_JOB_:
Transcribe the listing that follows in full, omitting pictures.

_GIVEN INFORMATION_:

------

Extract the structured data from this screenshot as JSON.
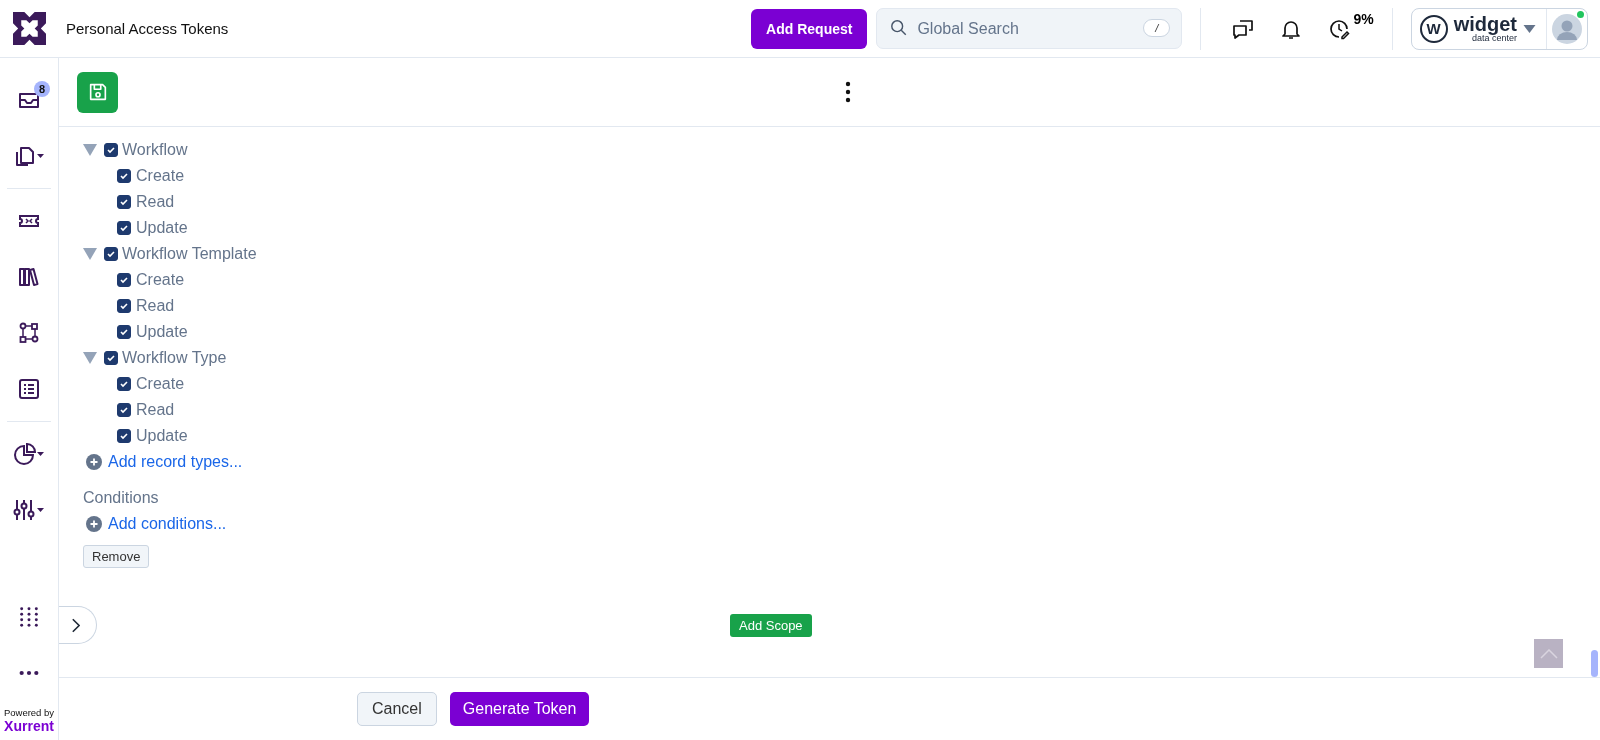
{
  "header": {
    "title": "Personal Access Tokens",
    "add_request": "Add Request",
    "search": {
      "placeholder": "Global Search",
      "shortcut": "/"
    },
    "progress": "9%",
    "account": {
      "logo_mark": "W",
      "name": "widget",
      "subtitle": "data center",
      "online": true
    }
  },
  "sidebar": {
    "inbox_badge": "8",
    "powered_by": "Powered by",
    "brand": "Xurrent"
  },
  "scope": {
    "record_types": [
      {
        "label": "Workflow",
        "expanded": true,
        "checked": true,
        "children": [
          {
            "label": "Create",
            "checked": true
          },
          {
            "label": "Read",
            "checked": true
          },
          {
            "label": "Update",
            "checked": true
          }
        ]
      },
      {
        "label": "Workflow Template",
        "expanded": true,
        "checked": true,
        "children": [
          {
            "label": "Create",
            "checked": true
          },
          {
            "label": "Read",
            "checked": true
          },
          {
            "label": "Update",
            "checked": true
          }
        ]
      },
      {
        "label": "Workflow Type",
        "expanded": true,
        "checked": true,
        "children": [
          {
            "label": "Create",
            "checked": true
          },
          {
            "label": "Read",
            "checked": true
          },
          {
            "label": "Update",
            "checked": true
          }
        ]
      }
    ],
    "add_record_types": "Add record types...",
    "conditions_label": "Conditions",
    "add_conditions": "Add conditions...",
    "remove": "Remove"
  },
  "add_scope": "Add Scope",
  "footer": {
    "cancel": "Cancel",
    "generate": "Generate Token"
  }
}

------

_ANSWER FOR THIS EXERCISE_:
Extract the structured data from this screenshot as JSON.
{
  "header": {
    "title": "Personal Access Tokens",
    "add_request": "Add Request",
    "search": {
      "placeholder": "Global Search",
      "shortcut": "/"
    },
    "progress": "9%",
    "account": {
      "logo_mark": "W",
      "name": "widget",
      "subtitle": "data center",
      "online": true
    }
  },
  "sidebar": {
    "inbox_badge": "8",
    "powered_by": "Powered by",
    "brand": "Xurrent"
  },
  "scope": {
    "record_types": [
      {
        "label": "Workflow",
        "expanded": true,
        "checked": true,
        "children": [
          {
            "label": "Create",
            "checked": true
          },
          {
            "label": "Read",
            "checked": true
          },
          {
            "label": "Update",
            "checked": true
          }
        ]
      },
      {
        "label": "Workflow Template",
        "expanded": true,
        "checked": true,
        "children": [
          {
            "label": "Create",
            "checked": true
          },
          {
            "label": "Read",
            "checked": true
          },
          {
            "label": "Update",
            "checked": true
          }
        ]
      },
      {
        "label": "Workflow Type",
        "expanded": true,
        "checked": true,
        "children": [
          {
            "label": "Create",
            "checked": true
          },
          {
            "label": "Read",
            "checked": true
          },
          {
            "label": "Update",
            "checked": true
          }
        ]
      }
    ],
    "add_record_types": "Add record types...",
    "conditions_label": "Conditions",
    "add_conditions": "Add conditions...",
    "remove": "Remove"
  },
  "add_scope": "Add Scope",
  "footer": {
    "cancel": "Cancel",
    "generate": "Generate Token"
  }
}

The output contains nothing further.